▶ [Short task]: In the listing below, locate the lines that hold the string "Problem". Copy those lines.

····················

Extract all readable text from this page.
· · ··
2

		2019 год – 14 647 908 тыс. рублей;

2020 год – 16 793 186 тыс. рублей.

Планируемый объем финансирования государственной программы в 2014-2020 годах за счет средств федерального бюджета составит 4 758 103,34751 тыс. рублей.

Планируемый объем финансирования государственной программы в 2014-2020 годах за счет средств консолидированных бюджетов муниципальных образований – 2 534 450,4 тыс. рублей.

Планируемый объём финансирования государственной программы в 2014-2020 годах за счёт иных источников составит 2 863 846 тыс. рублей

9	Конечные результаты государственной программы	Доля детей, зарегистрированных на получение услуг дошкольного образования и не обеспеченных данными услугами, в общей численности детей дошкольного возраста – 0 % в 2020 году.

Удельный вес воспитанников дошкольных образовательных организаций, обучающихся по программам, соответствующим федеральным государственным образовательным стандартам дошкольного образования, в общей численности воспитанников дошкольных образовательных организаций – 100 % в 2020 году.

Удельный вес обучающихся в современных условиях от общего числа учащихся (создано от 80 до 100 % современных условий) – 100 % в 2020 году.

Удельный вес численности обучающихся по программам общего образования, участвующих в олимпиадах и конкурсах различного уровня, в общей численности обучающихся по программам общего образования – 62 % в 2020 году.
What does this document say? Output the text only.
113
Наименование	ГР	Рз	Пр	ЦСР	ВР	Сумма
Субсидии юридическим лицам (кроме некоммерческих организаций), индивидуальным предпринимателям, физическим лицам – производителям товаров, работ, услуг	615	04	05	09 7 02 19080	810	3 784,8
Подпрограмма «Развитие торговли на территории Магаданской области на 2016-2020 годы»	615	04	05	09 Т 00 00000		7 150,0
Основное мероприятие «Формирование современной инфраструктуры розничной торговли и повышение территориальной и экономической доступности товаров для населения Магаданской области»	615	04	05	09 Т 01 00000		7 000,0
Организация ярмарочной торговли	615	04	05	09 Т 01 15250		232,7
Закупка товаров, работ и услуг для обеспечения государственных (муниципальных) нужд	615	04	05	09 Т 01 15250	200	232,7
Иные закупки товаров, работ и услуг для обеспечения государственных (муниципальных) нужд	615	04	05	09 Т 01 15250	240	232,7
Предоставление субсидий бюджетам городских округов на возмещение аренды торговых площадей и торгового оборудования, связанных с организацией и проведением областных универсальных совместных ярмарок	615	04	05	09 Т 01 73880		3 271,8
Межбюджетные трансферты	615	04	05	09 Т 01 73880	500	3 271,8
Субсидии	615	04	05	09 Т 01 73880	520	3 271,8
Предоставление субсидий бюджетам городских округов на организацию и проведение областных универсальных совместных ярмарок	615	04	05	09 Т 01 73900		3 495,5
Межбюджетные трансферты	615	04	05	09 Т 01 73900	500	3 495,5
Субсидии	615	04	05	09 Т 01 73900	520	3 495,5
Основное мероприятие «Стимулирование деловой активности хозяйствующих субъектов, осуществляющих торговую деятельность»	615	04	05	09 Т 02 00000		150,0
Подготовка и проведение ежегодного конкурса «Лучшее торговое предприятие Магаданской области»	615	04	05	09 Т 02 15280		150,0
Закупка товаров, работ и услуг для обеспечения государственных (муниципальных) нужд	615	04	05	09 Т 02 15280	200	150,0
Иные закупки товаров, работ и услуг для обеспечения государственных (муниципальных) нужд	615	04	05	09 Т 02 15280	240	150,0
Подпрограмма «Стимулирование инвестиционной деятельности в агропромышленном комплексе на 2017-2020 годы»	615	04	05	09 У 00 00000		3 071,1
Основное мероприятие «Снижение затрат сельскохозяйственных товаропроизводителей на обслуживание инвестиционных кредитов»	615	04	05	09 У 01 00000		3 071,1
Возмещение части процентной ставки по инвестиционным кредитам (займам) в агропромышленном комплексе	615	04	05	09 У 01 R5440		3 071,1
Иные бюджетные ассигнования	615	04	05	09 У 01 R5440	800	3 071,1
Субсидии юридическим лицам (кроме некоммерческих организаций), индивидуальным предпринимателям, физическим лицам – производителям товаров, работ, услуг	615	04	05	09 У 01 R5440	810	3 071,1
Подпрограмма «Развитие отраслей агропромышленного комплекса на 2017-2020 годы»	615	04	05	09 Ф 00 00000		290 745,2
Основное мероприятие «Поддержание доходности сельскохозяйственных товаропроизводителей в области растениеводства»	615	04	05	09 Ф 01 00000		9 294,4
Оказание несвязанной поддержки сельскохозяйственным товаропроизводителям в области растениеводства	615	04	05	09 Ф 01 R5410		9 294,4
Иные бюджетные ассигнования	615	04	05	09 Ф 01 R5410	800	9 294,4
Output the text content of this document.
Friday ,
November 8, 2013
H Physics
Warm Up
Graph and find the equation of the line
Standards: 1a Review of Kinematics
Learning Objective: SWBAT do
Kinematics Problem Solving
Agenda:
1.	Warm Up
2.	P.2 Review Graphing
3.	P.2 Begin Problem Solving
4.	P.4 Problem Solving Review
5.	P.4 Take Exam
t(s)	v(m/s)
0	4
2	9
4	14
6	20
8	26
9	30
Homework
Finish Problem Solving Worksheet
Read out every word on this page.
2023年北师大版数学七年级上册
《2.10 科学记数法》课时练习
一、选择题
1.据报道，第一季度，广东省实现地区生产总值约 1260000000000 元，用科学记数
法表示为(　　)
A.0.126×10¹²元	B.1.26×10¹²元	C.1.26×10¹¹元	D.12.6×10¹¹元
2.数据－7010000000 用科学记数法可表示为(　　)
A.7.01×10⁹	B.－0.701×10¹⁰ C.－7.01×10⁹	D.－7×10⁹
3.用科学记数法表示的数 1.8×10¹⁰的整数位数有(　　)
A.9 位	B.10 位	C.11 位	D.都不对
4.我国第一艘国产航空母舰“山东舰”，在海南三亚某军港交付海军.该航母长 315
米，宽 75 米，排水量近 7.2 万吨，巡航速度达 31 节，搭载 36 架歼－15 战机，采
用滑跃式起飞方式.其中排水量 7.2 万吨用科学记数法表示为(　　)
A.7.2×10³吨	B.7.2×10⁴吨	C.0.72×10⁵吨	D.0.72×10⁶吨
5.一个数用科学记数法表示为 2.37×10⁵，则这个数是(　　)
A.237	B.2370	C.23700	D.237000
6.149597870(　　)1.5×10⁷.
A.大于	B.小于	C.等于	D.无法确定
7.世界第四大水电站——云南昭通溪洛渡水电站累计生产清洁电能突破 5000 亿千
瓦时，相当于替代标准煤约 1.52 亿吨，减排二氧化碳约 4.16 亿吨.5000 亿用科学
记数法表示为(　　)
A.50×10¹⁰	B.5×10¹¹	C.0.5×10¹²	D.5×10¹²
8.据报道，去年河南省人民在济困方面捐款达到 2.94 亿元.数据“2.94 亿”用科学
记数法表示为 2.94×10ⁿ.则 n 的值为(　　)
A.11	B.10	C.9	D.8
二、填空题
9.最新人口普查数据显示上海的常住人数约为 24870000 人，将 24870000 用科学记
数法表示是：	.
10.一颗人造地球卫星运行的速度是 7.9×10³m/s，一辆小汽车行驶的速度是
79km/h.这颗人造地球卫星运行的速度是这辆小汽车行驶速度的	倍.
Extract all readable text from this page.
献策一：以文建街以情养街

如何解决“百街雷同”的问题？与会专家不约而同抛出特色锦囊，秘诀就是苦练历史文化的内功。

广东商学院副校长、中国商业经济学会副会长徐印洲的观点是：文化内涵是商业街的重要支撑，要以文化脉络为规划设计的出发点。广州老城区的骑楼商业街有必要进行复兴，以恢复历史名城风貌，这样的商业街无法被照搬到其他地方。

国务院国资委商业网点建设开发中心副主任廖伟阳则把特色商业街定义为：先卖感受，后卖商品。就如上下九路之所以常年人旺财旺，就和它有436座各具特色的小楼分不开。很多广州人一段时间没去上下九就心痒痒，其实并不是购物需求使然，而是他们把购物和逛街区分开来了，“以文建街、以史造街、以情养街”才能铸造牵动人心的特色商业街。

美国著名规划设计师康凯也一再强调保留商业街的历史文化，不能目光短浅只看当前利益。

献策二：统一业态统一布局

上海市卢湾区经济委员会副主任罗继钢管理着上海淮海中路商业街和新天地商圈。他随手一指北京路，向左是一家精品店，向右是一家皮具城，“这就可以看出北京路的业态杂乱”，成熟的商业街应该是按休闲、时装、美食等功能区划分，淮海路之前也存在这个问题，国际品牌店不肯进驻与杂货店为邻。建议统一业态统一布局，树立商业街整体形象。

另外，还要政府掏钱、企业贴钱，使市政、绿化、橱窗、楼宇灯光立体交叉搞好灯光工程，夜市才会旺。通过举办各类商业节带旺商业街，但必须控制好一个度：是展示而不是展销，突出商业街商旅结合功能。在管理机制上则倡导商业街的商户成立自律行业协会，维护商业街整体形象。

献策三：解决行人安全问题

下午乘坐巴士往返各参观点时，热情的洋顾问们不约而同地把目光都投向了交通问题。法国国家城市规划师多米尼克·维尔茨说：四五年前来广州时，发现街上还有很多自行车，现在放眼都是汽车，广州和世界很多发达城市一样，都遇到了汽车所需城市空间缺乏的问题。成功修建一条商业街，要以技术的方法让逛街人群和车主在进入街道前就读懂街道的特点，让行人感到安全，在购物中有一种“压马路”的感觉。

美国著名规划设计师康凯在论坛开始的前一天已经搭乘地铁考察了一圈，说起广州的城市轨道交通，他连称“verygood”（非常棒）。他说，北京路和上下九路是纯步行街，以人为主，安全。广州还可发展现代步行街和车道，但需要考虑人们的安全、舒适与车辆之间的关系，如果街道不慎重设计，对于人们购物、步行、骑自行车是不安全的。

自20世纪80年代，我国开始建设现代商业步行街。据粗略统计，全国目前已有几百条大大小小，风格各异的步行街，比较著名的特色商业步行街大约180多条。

····················

▶ [Written response]:
Kinematics Problem Solving
3.	P.2 Begin Problem Solving
4.	P.4 Problem Solving Review
Finish Problem Solving Worksheet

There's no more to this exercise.